---------- KUTIPAN

Alternatif berikutnya adalah pengetatan belanja negara. Hal ini juga tidak mudah untuk dilakukan mengingat sebagian besar beban pengeluaran negara bersifat non-discretionary (kaku). Pengurangan anggaran belanja tentunya akan berakibat pada tidak tercapainya target pertumbuhan ekonomi pemerintah, yang pada tahun 2006 adalah sebesar 5,9% dan 6,4% untuk tahun 2007.
Akan tetapi, jika merujuk data yang berasal dari Direktorat Jenderal Perbendaharaan Departemen Keuangan, sesungguhnya ada sejumlah pos anggaran pada beberapa Departemen yang bisa dikurangi mengingat kurang optimalnya penyerapan anggaran. Betapa tidak, realisasi belanja negara dalam semester I 2006 baru mencapai Rp 238,1 triliun atau 36,8% dari target APBN. Kondisi ini ditengarai karena mandegnya realisasi belanja yang dilakukan oleh kementerian atau lembaga negara akibat dari belum sempurnanya pelaksanaan sistem administasi dan tata cara pelaksanaan anggaran yang baru. Konon, penghematan dari anggaran kementerian atau lembaga ini bisa mencapai minimal Rp 7 triliun!

--------------------

■ **INSTRUKSI 1**:
Ulangi baris-baris catatan di antara baris yang memuat "segment this chart: for" dan baris yang memuat "data-label: 0,8%: [334, 79, 374, 95]", termasuk kedua baris tersebut. Jangan sertakan gambar dalam jawaban.

---------- MATERI DISEDIAKAN

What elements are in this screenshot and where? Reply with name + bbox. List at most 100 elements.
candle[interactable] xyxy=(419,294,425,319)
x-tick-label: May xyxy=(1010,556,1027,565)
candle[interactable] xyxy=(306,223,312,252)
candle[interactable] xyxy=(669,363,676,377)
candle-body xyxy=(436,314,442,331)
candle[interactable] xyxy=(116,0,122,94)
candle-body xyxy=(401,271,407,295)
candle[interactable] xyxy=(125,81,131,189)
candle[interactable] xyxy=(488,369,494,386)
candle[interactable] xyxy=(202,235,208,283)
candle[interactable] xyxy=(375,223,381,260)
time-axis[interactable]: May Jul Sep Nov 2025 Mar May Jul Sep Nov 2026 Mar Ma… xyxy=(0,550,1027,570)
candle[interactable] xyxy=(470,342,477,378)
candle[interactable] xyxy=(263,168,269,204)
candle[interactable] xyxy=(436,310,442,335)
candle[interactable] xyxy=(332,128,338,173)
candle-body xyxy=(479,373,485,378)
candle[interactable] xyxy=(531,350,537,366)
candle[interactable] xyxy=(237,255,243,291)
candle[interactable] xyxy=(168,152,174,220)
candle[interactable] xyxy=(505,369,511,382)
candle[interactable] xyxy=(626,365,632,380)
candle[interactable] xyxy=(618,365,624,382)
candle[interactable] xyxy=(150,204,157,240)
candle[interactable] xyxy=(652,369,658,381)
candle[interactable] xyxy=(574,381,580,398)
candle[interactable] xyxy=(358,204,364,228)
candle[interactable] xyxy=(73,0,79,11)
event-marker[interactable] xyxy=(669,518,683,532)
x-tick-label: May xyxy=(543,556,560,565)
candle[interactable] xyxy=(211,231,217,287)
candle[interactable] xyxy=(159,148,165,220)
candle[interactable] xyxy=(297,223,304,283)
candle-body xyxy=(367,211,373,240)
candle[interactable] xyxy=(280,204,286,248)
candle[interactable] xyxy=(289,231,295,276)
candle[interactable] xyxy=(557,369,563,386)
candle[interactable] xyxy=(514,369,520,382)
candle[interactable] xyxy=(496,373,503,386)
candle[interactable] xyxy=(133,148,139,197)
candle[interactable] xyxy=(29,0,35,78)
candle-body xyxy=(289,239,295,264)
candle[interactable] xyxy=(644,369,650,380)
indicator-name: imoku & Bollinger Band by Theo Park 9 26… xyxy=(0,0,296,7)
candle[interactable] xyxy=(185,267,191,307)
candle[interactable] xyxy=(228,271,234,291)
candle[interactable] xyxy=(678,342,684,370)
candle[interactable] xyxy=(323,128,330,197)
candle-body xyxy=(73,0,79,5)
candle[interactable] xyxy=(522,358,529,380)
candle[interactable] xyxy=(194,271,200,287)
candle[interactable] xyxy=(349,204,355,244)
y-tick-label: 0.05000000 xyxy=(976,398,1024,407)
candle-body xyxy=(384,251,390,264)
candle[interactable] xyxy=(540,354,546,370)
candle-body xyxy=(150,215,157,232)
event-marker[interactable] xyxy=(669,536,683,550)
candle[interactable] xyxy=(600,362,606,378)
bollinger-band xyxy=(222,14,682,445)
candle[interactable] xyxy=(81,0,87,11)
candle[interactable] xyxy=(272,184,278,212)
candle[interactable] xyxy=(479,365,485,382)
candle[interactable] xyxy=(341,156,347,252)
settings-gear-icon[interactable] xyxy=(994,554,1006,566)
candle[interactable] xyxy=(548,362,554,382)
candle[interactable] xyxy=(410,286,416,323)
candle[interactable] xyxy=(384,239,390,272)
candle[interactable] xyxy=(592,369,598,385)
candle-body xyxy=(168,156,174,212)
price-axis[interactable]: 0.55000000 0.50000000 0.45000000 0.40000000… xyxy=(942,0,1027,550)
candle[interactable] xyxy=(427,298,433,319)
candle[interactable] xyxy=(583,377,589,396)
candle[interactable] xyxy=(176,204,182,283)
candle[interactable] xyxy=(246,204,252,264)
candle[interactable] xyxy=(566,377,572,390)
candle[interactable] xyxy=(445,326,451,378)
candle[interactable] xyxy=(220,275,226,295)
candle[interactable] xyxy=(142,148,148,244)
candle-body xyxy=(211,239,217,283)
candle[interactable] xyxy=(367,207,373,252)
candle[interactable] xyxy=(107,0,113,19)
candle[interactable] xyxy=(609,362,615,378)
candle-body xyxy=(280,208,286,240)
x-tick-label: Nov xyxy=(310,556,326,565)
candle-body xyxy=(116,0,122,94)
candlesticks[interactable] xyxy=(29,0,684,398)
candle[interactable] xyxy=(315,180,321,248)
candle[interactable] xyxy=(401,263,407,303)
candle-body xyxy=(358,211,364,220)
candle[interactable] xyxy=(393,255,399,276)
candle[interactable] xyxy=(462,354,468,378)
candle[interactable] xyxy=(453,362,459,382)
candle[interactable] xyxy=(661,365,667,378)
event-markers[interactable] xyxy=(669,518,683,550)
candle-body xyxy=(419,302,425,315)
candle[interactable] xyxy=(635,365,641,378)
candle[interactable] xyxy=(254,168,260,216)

--------------------
---------- MATERI DISEDIAKAN

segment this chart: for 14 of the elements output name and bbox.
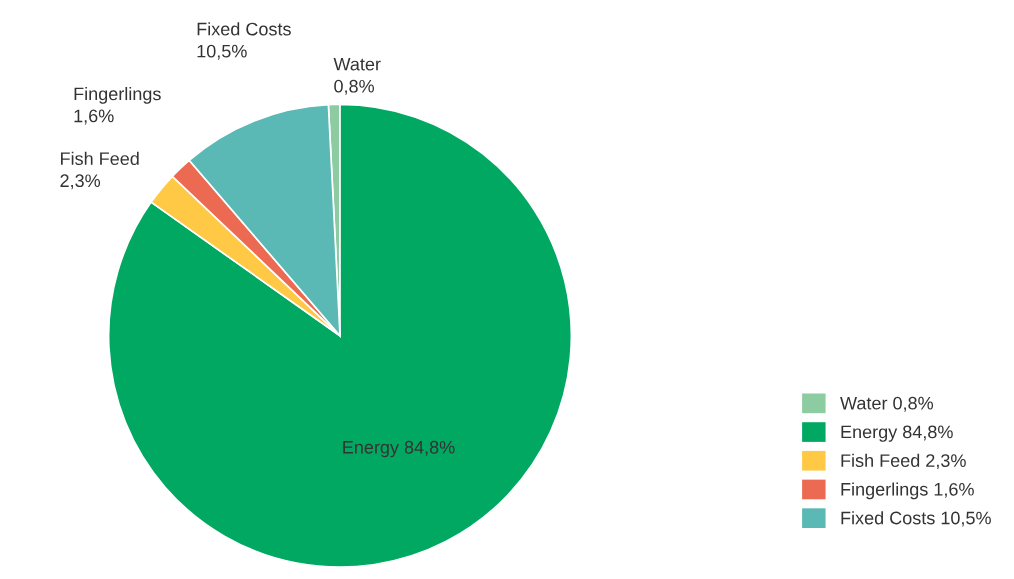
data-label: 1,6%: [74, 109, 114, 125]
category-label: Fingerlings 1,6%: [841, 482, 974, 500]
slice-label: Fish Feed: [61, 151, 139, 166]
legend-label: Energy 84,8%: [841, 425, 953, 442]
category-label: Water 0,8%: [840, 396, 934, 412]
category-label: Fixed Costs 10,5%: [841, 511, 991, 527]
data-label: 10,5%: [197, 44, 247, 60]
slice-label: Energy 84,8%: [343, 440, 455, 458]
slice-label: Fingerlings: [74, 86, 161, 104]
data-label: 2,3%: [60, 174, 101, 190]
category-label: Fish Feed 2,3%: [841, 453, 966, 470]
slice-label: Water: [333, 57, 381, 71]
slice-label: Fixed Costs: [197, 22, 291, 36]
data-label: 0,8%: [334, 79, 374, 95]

--------------------

■ **INSTRUKSI 2**:
Tuliskan kembali bagian kutipan tentang belanja negara di antara "Alternatif berikutnya adalah" dan "untuk tahun 2007.", termasuk kedua ujungnya, dengan mengganti "Pengurangan" menjadi "Pemotongan".

■ **KELUARAN DIHARAPKAN 1**:
segment this chart: for 14 of the elements output name and bbox.
data-label: 1,6%: [74, 109, 114, 125]
category-label: Fingerlings 1,6%: [841, 482, 974, 500]
slice-label: Fish Feed: [61, 151, 139, 166]
legend-label: Energy 84,8%: [841, 425, 953, 442]
category-label: Water 0,8%: [840, 396, 934, 412]
category-label: Fixed Costs 10,5%: [841, 511, 991, 527]
data-label: 10,5%: [197, 44, 247, 60]
slice-label: Energy 84,8%: [343, 440, 455, 458]
slice-label: Fingerlings: [74, 86, 161, 104]
data-label: 2,3%: [60, 174, 101, 190]
category-label: Fish Feed 2,3%: [841, 453, 966, 470]
slice-label: Water: [333, 57, 381, 71]
slice-label: Fixed Costs: [197, 22, 291, 36]
data-label: 0,8%: [334, 79, 374, 95]

■ **KELUARAN DIHARAPKAN 2**:
Alternatif berikutnya adalah pengetatan belanja negara. Hal ini juga tidak mudah untuk dilakukan mengingat sebagian besar beban pengeluaran negara bersifat non-discretionary (kaku). Pemotongan anggaran belanja tentunya akan berakibat pada tidak tercapainya target pertumbuhan ekonomi pemerintah, yang pada tahun 2006 adalah sebesar 5,9% dan 6,4% untuk tahun 2007.